* WRITTEN PROBLEM *
In the records below, copy out word for word the lines between the line holding "main title: Resume" and the line holding "sidebar bottom (306, 132, 402, 442)", inclusive, and nothing else.

▬▬▬▬▬▬▬▬▬▬

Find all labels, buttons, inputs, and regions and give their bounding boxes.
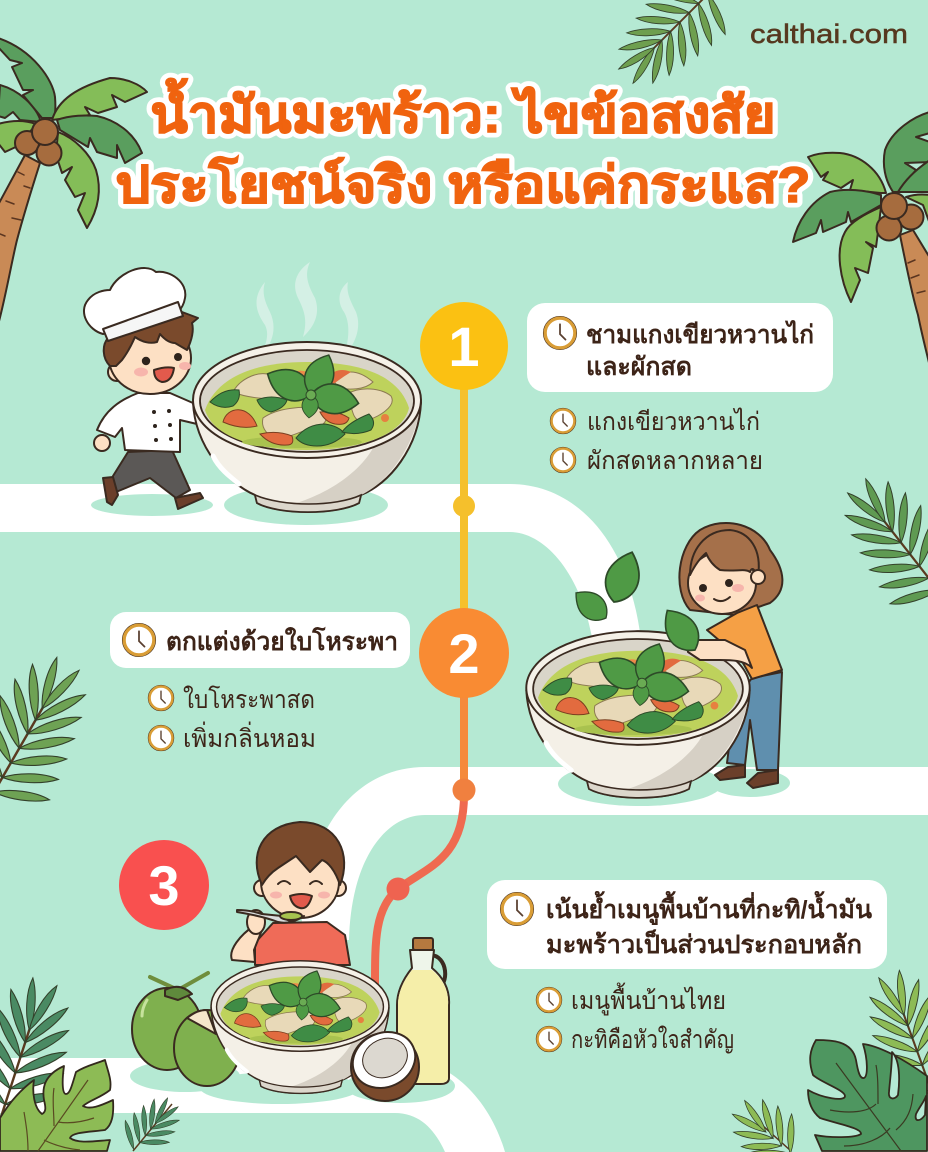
step 2 badge xyxy=(419,608,509,698)
monstera leaf: bottom left xyxy=(0,1060,113,1151)
step 1 list: ผักสดหลากหลาย xyxy=(587,447,763,475)
step 3 list xyxy=(536,982,734,1054)
green coconuts xyxy=(132,973,240,1086)
step 2 list: ใบโหระพาสด xyxy=(183,685,315,714)
girl illustration xyxy=(679,523,782,788)
fern: bottom right xyxy=(846,958,928,1116)
chef illustration xyxy=(84,268,203,509)
fern: right xyxy=(818,456,928,627)
step 3 list: กะทิคือหัวใจสำคัญ xyxy=(571,1025,734,1054)
step 3 badge xyxy=(119,840,209,930)
fern: bottom right lower xyxy=(718,1083,814,1152)
step 3 list: เมนูพื้นบ้านไทย xyxy=(571,982,726,1016)
step 2 list: เพิ่มกลิ่นหอม xyxy=(183,721,316,753)
basil leaves: step 2 xyxy=(568,547,707,658)
step 3 card: เน้นย้ำเมนูพื้นบ้านที่กะทิ/น้ำมัน xyxy=(546,890,872,926)
step 3 badge: 3 xyxy=(148,854,180,917)
step 2 badge: 2 xyxy=(448,622,480,685)
title: น้ำมันมะพร้าว: ไขข้อสงสัย xyxy=(150,78,776,143)
fern: bottom centre xyxy=(112,1085,192,1152)
girl arm and hand xyxy=(686,640,752,668)
monstera leaf: bottom right xyxy=(808,1040,927,1151)
title: ประโยชน์จริง หรือแค่กระแส? xyxy=(116,155,810,213)
half coconut xyxy=(344,1022,424,1101)
palm tree: right xyxy=(793,112,928,367)
bowl: step 2 xyxy=(526,631,750,798)
title xyxy=(116,78,810,213)
step 1 list xyxy=(550,407,763,475)
step 2 card: ตกแต่งด้วยใบโหระพา xyxy=(166,626,398,656)
step 2 list xyxy=(148,685,316,753)
fern: bottom left xyxy=(0,965,95,1147)
ground shadows xyxy=(91,485,790,1104)
fern: left xyxy=(0,636,115,828)
step 1 card: ชามแกงเขียวหวานไก่ xyxy=(586,319,814,349)
fern: top xyxy=(595,0,744,107)
step 1 card xyxy=(527,303,833,392)
title: น้ำมันมะพร้าว: ไขข้อสงสัย xyxy=(150,78,776,143)
palm tree: top left xyxy=(0,38,147,325)
step 1 card: และผักสด xyxy=(586,353,692,381)
step 3 card xyxy=(487,880,887,969)
timeline connector xyxy=(375,380,476,985)
boy illustration xyxy=(231,822,350,965)
step 3 card: มะพร้าวเป็นส่วนประกอบหลัก xyxy=(546,929,862,959)
step 1 badge: 1 xyxy=(448,315,480,378)
bowl: step 3 xyxy=(211,961,389,1093)
step 2 card xyxy=(110,612,410,668)
step 1 badge xyxy=(420,302,508,390)
steam xyxy=(256,262,358,357)
title: ประโยชน์จริง หรือแค่กระแส? xyxy=(116,155,810,213)
step 1 list: แกงเขียวหวานไก่ xyxy=(587,407,760,436)
winding white road xyxy=(0,484,928,1152)
bowl: step 1 xyxy=(193,342,421,512)
site name: calthai.com xyxy=(750,19,908,49)
oil bottle xyxy=(397,938,449,1084)
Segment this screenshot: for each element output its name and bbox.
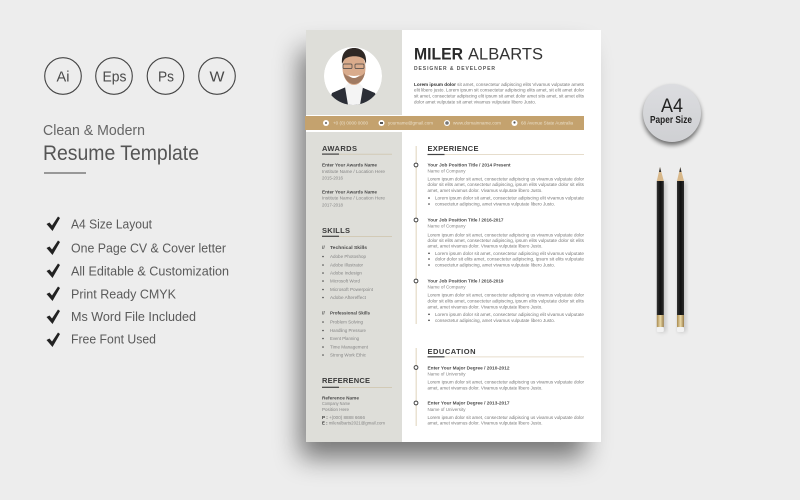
main title: Resume Template (43, 142, 199, 165)
contact: website (444, 120, 501, 126)
job 2: consectetur adipiscing, amet vivamus vulputate libero Justo. (435, 263, 555, 268)
job role: DESIGNER & DEVELOPER (414, 66, 495, 72)
professional skills list: Handling Pressure (330, 328, 366, 333)
candidate name (414, 44, 543, 64)
education section (414, 347, 584, 426)
candidate name: MILER (414, 44, 463, 64)
candidate name: ALBARTS (468, 44, 543, 64)
technical skills list: // (322, 245, 325, 251)
sidebar bottom (306, 132, 402, 442)
reference details: Position Here (322, 407, 349, 412)
professional skills list: Professional Skills (330, 311, 370, 317)
job 2: Lorem ipsum dolor sit amet, consectetur adipiscing elit vivamus vulputate (435, 251, 584, 256)
timeline: experience (415, 146, 418, 324)
professional skills list (322, 311, 370, 358)
award entry 2: 2017-2018 (322, 203, 343, 208)
technical skills list (322, 245, 374, 300)
degree 1: Name of University (428, 372, 466, 377)
format badges (45, 58, 235, 94)
contact: email (378, 120, 433, 126)
feature: One Page CV: One Page CV & Cover letter (71, 240, 227, 256)
A4 paper size badge (643, 84, 701, 145)
job 1 (414, 163, 585, 207)
skills section (322, 226, 392, 358)
badge: Ps: Ps (158, 68, 174, 86)
A4 paper size badge: A4 (661, 96, 683, 117)
contact: email: yourname@gmail.com (388, 121, 433, 126)
badge: Eps: Eps (102, 68, 126, 86)
A4 paper size badge: Paper Size (650, 115, 692, 126)
job 1: dolor sit elits amet, consectetur adipiscing, ipsum elits vulputate dolor sit elits (428, 182, 585, 187)
professional skills list: // (322, 311, 325, 317)
award entry 1: 2015-2016 (322, 176, 343, 181)
awards section (322, 144, 392, 208)
title underline (44, 172, 86, 174)
technical skills list: Adobe Photoshop (330, 254, 366, 259)
pencil 2 (677, 167, 686, 332)
professional skills list: Problem Solving (330, 320, 363, 325)
badge: Ai (45, 58, 81, 94)
job 2: Your Job Position Title / 2016-2017 (428, 218, 504, 224)
degree 2: Lorem ipsum dolor sit amet, consectetur adipiscing us vivamus vulputate dolor (428, 415, 584, 420)
degree 1: Enter Your Major Degree / 2010-2012 (428, 365, 510, 371)
paper shadow (300, 50, 585, 458)
feature: Free Font Used: Free Font Used (71, 332, 156, 346)
portrait photo (324, 47, 382, 105)
award entry 2: Enter Your Awards Name (322, 190, 377, 196)
job 2 (414, 218, 585, 268)
job 3: consectetur adipiscing, amet vivamus vulputate libero Justo. (435, 318, 555, 323)
job 3: Lorem ipsum dolor sit amet, consectetur adipiscing us vivamus vulputate dolor (428, 293, 584, 298)
heading: skills: SKILLS (322, 226, 350, 235)
job 3 (414, 279, 585, 323)
badge: W: W (210, 68, 225, 86)
paper sheet (306, 30, 601, 442)
badge: W (199, 58, 235, 94)
contact: address: 68 Avenue State Australia (521, 121, 573, 126)
degree 2: amet, amet vivamus dolor. Vivamus vulputate libero Justo. (428, 421, 542, 426)
job 1: Lorem ipsum dolor sit amet, consectetur adipiscing us vivamus vulputate dolor (428, 176, 584, 181)
technical skills list: Microsoft Word (330, 279, 360, 284)
heading: awards: AWARDS (322, 144, 357, 153)
technical skills list: Technical Skills (330, 245, 367, 251)
reference details: Company Name (322, 401, 350, 406)
technical skills list: Adobe Indesign (330, 271, 362, 276)
feature: Print Ready CMYK: Print Ready CMYK (71, 286, 176, 302)
job 2: dolor sit elits amet, consectetur adipiscing, ipsum elits vulputate dolor sit elits (428, 238, 585, 243)
reference section (322, 376, 392, 426)
heading: experience: EXPERIENCE (428, 144, 478, 153)
sidebar top (306, 30, 402, 115)
reference details: E : mileralbarts2021@gmail.com (322, 421, 385, 426)
badge: Ai: Ai (56, 68, 70, 86)
timeline: education (415, 348, 418, 426)
badge: Eps (96, 58, 132, 94)
contact: phone (323, 120, 368, 126)
job 2: dolor dolor sit elits amet, consectetur adipiscing, ipsum sit elits vulputate (435, 257, 584, 262)
intro paragraph: elit libero justo. Lorem ipsum sit consectetur adipiscing elits amet, sit elit amet dolor (414, 88, 584, 93)
job 1: Lorem ipsum dolor sit amet, consectetur adipiscing elit vivamus vulputate (435, 196, 584, 201)
intro paragraph: sit amet, consectetur adipiscing elit ipsum sit amet dolor amet sits amet, sit amet elits (414, 93, 585, 98)
reference details (322, 396, 385, 426)
rule: awards (322, 154, 392, 155)
job 1: Your Job Position Title / 2014 Present (428, 163, 511, 169)
degree 2: Enter Your Major Degree / 2013-2017 (428, 401, 510, 407)
job 2: amet, amet vivamus dolor. Vivamus vulputate libero Justo. (428, 243, 542, 248)
job 3: dolor sit elits amet, consectetur adipiscing, ipsum elits vulputate dolor sit elits (428, 299, 585, 304)
degree 2 (414, 401, 584, 426)
feature: A4 Size Layout: A4 Size Layout (71, 216, 152, 232)
job 2: Lorem ipsum dolor sit amet, consectetur adipiscing us vivamus vulputate dolor (428, 233, 584, 238)
feature checklist (46, 216, 229, 347)
job 2: Name of Company (428, 224, 466, 229)
job 3: Lorem ipsum dolor sit amet, consectetur adipiscing elit vivamus vulputate (435, 312, 584, 317)
professional skills list: Event Planning (330, 336, 359, 341)
intro paragraph: Lorem ipsum dolor sit amet, consectetur adipiscing elits Vivamus vulputate amets (414, 82, 585, 87)
heading: education: EDUCATION (428, 347, 476, 356)
award entry 1: Enter Your Awards Name (322, 163, 377, 169)
job 1: Name of Company (428, 169, 466, 174)
heading: reference: REFERENCE (322, 376, 370, 385)
feature: Ms Word File: Ms Word File Included (71, 309, 196, 324)
reference details: Reference Name (322, 396, 359, 402)
technical skills list: Microsoft Powerpoint (330, 287, 374, 292)
award entry 2: Institute Name / Location Here (322, 196, 385, 201)
experience section (414, 144, 585, 324)
intro paragraph (414, 82, 585, 104)
award entry 2 (322, 190, 385, 208)
degree 1: Lorem ipsum dolor sit amet, consectetur adipiscing us vivamus vulputate dolor (428, 379, 584, 384)
rule: skills (322, 236, 392, 237)
technical skills list: Adobe Illustrator (330, 263, 363, 268)
award entry 1 (322, 163, 385, 181)
contact: website: www.domainname.com (453, 121, 501, 126)
subtitle: Clean & Modern (43, 122, 145, 139)
pencil 1 (657, 167, 666, 332)
job 1: consectetur adipiscing, amet vivamus vulputate libero Justo. (435, 202, 555, 207)
professional skills list: Strong Work Ethic (330, 353, 367, 358)
rule: education (428, 356, 584, 357)
job 1: amet, amet vivamus dolor. Vivamus vulputate libero Justo. (428, 188, 542, 193)
technical skills list: Adobe Aftereffect (330, 295, 367, 300)
feature: All Editable: All Editable & Customization (71, 264, 229, 278)
badge: Ps (147, 58, 184, 94)
job 3: Name of Company (428, 285, 466, 290)
degree 1: amet, amet vivamus dolor. Vivamus vulputate libero Justo. (428, 385, 542, 390)
professional skills list: Time Management (330, 345, 369, 350)
intro paragraph: dolor amet vulputate sit amet vivamus vulputate libero Justo. (414, 99, 536, 104)
degree 1 (414, 365, 584, 390)
job 3: Your Job Position Title / 2018-2019 (428, 279, 504, 285)
contact: phone: +0 (0) 0000 0000 (333, 121, 368, 126)
resume page (305, 30, 601, 442)
degree 2: Name of University (428, 407, 466, 412)
award entry 1: Institute Name / Location Here (322, 169, 385, 174)
contact bar (305, 116, 584, 130)
reference details: P : +(000) 8888 6666 (322, 415, 365, 420)
rule: reference (322, 387, 392, 388)
rule: experience (428, 154, 584, 155)
job 3: amet, amet vivamus dolor. Vivamus vulputate libero Justo. (428, 304, 542, 309)
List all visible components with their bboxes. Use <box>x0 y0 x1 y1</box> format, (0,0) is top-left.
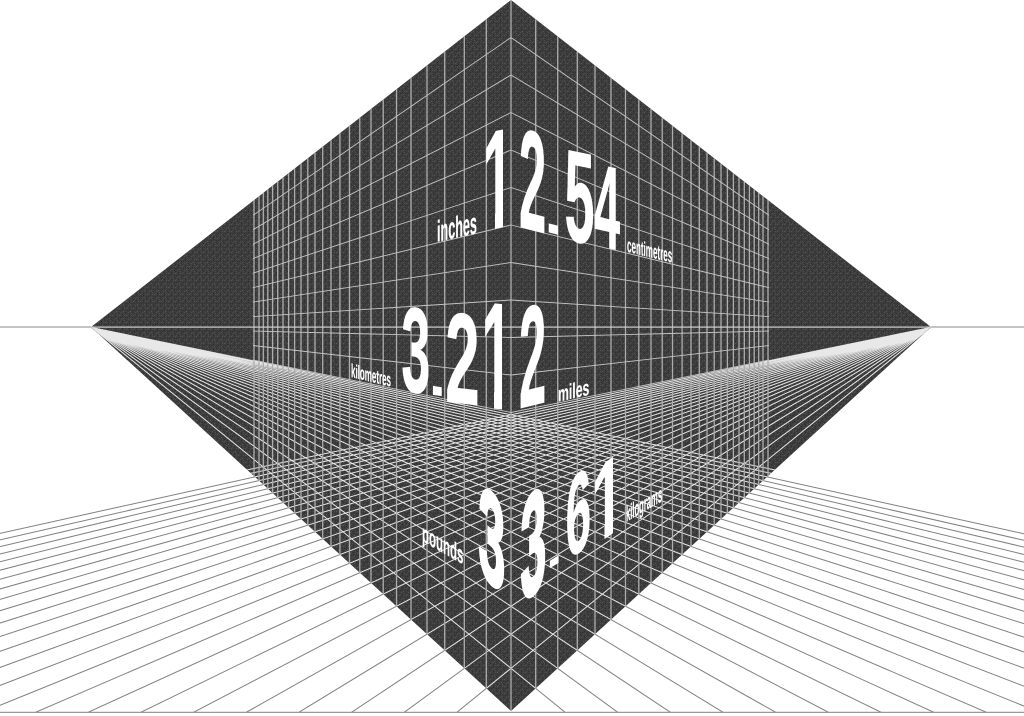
label: kilometres: kilometres <box>351 361 391 392</box>
label: kilograms: kilograms <box>626 481 662 527</box>
outer floor perspective lines <box>0 327 1024 713</box>
horizon line <box>0 326 1024 328</box>
number: 12.54: 2 <box>519 99 546 264</box>
number: 33.61: . <box>546 516 563 582</box>
panel: upper wall diamond <box>91 0 931 412</box>
number: 33.61: 3 <box>478 455 505 622</box>
number: 3.212 <box>402 303 544 410</box>
number: 3.212: 2 <box>445 286 480 433</box>
panel: lower floor diamond <box>91 327 931 711</box>
number: 3.212: 3 <box>401 281 430 420</box>
number: 3.212: . <box>429 340 446 410</box>
label: centimetres: centimetres <box>627 235 672 268</box>
number: 12.54: 1 <box>482 97 513 261</box>
number: 12.54 <box>486 130 620 250</box>
number: 33.61 <box>478 457 613 598</box>
number: 3.212: 1 <box>482 270 512 443</box>
horizon line across the diamond <box>91 326 931 328</box>
label: inches: inches <box>437 206 477 248</box>
number: 12.54: . <box>544 177 563 249</box>
wall horizontal grid lines <box>253 38 769 412</box>
vertical grid lines <box>254 0 768 711</box>
number: 33.61: 6 <box>566 442 591 587</box>
number: 12.54: 5 <box>564 123 595 274</box>
number: 33.61: 3 <box>521 454 546 634</box>
floor grid lines <box>92 328 930 689</box>
label: pounds: pounds <box>422 520 463 571</box>
number: 3.212: 2 <box>519 272 546 439</box>
ground rule <box>0 712 1024 713</box>
number: 33.61: 1 <box>591 426 624 572</box>
number: 12.54: 4 <box>594 139 620 277</box>
label: miles: miles <box>558 375 589 407</box>
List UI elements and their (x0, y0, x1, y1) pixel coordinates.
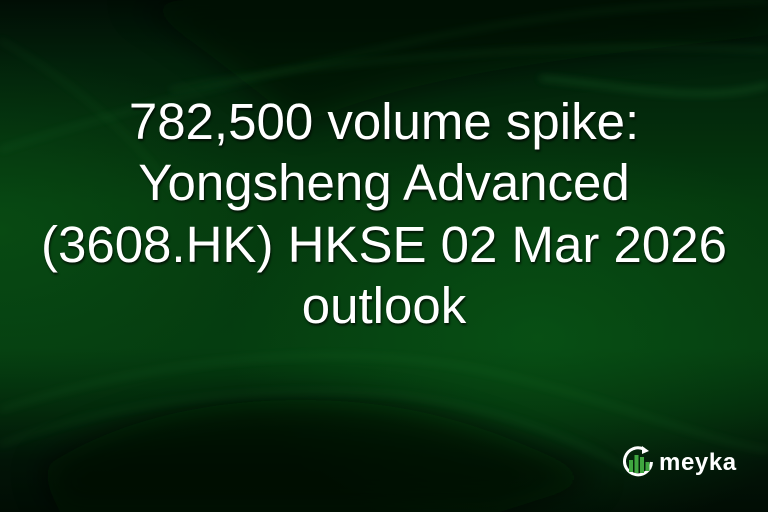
title: 782,500 volume spike: (129, 93, 639, 150)
icon: circle with bars (625, 446, 652, 475)
wordmark: meyka (659, 449, 737, 476)
title (41, 93, 727, 334)
logo: meyka (622, 446, 737, 476)
title: outlook (302, 277, 466, 334)
title: Yongsheng Advanced (138, 154, 630, 211)
title: (3608.HK) HKSE 02 Mar 2026 (41, 216, 727, 273)
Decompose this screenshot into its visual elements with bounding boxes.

▬▬▬▬▬▬▬▬▬▬

* REPLY TO THE TASK *
main title: Resume Template (43, 142, 199, 165)
contact: website (444, 120, 501, 126)
job 2: consectetur adipiscing, amet vivamus vulputate libero Justo. (435, 263, 555, 268)
job role: DESIGNER & DEVELOPER (414, 66, 495, 72)
professional skills list: Handling Pressure (330, 328, 366, 333)
candidate name (414, 44, 543, 64)
education section (414, 347, 584, 426)
candidate name: MILER (414, 44, 463, 64)
candidate name: ALBARTS (468, 44, 543, 64)
technical skills list: // (322, 245, 325, 251)
sidebar bottom (306, 132, 402, 442)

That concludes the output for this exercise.